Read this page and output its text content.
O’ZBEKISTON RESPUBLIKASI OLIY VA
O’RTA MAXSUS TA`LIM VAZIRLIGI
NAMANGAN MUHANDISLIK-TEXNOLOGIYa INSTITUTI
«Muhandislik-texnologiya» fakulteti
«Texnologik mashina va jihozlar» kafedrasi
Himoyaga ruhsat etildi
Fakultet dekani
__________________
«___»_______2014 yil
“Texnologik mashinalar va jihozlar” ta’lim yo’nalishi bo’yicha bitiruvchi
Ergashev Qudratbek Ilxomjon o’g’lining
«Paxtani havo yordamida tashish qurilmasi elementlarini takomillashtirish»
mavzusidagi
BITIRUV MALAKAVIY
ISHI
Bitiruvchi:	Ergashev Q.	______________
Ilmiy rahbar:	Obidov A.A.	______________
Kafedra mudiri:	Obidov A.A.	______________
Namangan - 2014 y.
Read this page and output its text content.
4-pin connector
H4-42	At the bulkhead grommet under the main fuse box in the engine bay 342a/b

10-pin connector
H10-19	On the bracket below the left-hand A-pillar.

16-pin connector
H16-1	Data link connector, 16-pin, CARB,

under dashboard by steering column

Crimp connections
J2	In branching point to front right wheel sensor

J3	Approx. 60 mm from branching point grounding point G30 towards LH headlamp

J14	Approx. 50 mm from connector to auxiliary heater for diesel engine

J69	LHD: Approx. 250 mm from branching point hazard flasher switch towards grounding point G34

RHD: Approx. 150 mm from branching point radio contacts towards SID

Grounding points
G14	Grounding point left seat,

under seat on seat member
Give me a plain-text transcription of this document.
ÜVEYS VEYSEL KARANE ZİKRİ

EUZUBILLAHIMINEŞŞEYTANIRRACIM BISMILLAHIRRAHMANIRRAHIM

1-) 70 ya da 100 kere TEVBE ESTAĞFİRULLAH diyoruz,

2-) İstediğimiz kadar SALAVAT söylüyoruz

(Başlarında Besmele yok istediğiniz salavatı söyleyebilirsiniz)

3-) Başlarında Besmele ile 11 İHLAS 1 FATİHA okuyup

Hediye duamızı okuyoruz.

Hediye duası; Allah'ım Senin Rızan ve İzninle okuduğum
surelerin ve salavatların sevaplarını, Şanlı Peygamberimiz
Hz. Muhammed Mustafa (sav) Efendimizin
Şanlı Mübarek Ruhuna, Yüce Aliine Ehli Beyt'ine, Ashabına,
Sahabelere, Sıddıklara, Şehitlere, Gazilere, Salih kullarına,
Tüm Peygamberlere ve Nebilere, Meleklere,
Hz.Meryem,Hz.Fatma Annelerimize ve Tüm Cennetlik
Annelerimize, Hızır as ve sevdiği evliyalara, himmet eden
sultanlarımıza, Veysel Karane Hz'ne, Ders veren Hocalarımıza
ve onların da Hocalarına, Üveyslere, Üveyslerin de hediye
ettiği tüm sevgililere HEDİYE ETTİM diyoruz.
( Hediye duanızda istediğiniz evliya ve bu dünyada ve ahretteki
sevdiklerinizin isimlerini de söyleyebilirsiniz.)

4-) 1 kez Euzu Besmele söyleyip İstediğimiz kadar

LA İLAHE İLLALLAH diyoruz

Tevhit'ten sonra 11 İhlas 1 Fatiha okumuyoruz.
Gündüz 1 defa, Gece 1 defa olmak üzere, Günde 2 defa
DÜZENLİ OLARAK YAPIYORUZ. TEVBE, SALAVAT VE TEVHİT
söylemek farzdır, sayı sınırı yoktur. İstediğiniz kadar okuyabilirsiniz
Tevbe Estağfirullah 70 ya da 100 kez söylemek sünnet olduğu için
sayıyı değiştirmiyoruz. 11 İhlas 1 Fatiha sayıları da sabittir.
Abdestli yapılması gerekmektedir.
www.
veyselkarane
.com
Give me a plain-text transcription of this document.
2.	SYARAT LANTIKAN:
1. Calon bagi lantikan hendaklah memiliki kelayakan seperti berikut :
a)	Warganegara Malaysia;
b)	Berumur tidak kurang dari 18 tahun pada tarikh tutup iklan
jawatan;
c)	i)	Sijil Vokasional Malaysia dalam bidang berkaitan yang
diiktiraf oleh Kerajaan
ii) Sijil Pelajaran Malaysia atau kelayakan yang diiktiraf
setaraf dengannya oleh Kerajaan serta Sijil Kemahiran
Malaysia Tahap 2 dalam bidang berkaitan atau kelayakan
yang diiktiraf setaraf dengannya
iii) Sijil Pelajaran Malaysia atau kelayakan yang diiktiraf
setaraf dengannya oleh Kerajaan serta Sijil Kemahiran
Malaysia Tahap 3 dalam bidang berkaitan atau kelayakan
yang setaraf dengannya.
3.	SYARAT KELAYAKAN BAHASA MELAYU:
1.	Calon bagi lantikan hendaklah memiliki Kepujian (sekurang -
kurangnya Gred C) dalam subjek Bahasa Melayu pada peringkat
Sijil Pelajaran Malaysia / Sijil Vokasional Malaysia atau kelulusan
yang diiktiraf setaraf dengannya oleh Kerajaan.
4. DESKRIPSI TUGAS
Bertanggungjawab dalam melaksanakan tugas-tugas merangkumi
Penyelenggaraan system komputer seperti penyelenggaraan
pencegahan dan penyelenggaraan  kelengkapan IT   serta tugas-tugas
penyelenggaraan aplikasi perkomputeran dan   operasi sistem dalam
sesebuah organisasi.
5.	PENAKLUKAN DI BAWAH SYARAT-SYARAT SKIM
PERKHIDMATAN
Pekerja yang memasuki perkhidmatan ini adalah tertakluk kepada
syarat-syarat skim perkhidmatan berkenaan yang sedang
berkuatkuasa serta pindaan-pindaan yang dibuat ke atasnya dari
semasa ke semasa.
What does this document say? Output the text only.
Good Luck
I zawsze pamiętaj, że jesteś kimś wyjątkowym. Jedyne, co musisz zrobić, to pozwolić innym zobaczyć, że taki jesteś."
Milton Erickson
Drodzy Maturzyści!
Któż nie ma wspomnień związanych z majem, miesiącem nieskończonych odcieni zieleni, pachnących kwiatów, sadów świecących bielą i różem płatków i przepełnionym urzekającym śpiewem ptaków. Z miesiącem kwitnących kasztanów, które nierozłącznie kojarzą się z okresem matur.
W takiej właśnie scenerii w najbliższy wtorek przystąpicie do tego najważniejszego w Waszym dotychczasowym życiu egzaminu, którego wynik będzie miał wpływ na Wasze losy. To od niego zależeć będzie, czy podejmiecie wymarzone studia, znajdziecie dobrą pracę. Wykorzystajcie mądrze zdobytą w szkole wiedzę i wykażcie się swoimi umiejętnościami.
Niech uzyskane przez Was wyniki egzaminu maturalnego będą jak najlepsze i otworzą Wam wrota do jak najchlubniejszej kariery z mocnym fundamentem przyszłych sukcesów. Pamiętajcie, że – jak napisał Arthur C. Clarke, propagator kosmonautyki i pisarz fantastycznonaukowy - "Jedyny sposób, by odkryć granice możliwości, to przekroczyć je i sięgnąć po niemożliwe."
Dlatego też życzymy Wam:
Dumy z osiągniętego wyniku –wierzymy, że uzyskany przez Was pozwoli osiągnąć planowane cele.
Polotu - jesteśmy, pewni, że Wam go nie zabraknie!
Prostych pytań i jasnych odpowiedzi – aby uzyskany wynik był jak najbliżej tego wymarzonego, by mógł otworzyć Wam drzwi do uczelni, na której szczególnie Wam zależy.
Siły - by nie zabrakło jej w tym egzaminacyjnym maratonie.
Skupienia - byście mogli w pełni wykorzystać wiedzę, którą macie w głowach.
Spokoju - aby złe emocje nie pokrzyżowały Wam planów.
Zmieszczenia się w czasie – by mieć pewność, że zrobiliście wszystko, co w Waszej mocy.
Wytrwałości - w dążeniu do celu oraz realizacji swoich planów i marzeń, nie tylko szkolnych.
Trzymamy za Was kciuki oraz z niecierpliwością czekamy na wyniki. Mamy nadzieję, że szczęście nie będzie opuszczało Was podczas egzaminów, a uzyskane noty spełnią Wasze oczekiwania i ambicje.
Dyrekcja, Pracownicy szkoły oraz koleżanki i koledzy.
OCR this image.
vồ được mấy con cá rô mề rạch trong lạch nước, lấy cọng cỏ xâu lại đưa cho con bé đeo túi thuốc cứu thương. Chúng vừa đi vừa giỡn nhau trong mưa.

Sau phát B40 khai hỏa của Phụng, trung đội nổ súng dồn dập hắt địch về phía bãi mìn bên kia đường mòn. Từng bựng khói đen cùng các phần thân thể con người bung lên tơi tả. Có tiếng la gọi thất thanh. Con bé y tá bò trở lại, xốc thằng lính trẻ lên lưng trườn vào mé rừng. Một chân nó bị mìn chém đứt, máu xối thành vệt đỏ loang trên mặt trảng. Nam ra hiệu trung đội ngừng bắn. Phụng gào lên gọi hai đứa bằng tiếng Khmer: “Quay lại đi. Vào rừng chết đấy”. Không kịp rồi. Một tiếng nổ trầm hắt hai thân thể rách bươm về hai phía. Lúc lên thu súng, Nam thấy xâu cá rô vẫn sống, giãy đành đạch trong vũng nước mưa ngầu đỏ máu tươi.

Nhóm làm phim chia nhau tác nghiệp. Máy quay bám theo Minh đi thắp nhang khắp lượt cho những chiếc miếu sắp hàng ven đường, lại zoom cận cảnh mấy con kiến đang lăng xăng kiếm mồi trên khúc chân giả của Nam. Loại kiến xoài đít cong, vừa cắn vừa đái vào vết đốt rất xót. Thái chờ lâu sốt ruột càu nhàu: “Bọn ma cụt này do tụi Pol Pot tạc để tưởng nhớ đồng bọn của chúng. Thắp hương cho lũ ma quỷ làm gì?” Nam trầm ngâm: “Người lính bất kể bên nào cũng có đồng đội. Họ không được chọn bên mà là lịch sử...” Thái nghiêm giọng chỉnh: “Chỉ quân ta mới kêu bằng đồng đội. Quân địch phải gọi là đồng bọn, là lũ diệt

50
::::
▸ **WHAT YOU SHOULD DO**
Beginning with the line that contains "OCR this image.", repeat every line through the end of the records and nothing more.

▸ **CORRECT RESULT**
OCR this image.
vồ được mấy con cá rô mề rạch trong lạch nước, lấy cọng cỏ xâu lại đưa cho con bé đeo túi thuốc cứu thương. Chúng vừa đi vừa giỡn nhau trong mưa.

Sau phát B40 khai hỏa của Phụng, trung đội nổ súng dồn dập hắt địch về phía bãi mìn bên kia đường mòn. Từng bựng khói đen cùng các phần thân thể con người bung lên tơi tả. Có tiếng la gọi thất thanh. Con bé y tá bò trở lại, xốc thằng lính trẻ lên lưng trườn vào mé rừng. Một chân nó bị mìn chém đứt, máu xối thành vệt đỏ loang trên mặt trảng. Nam ra hiệu trung đội ngừng bắn. Phụng gào lên gọi hai đứa bằng tiếng Khmer: “Quay lại đi. Vào rừng chết đấy”. Không kịp rồi. Một tiếng nổ trầm hắt hai thân thể rách bươm về hai phía. Lúc lên thu súng, Nam thấy xâu cá rô vẫn sống, giãy đành đạch trong vũng nước mưa ngầu đỏ máu tươi.

Nhóm làm phim chia nhau tác nghiệp. Máy quay bám theo Minh đi thắp nhang khắp lượt cho những chiếc miếu sắp hàng ven đường, lại zoom cận cảnh mấy con kiến đang lăng xăng kiếm mồi trên khúc chân giả của Nam. Loại kiến xoài đít cong, vừa cắn vừa đái vào vết đốt rất xót. Thái chờ lâu sốt ruột càu nhàu: “Bọn ma cụt này do tụi Pol Pot tạc để tưởng nhớ đồng bọn của chúng. Thắp hương cho lũ ma quỷ làm gì?” Nam trầm ngâm: “Người lính bất kể bên nào cũng có đồng đội. Họ không được chọn bên mà là lịch sử...” Thái nghiêm giọng chỉnh: “Chỉ quân ta mới kêu bằng đồng đội. Quân địch phải gọi là đồng bọn, là lũ diệt

50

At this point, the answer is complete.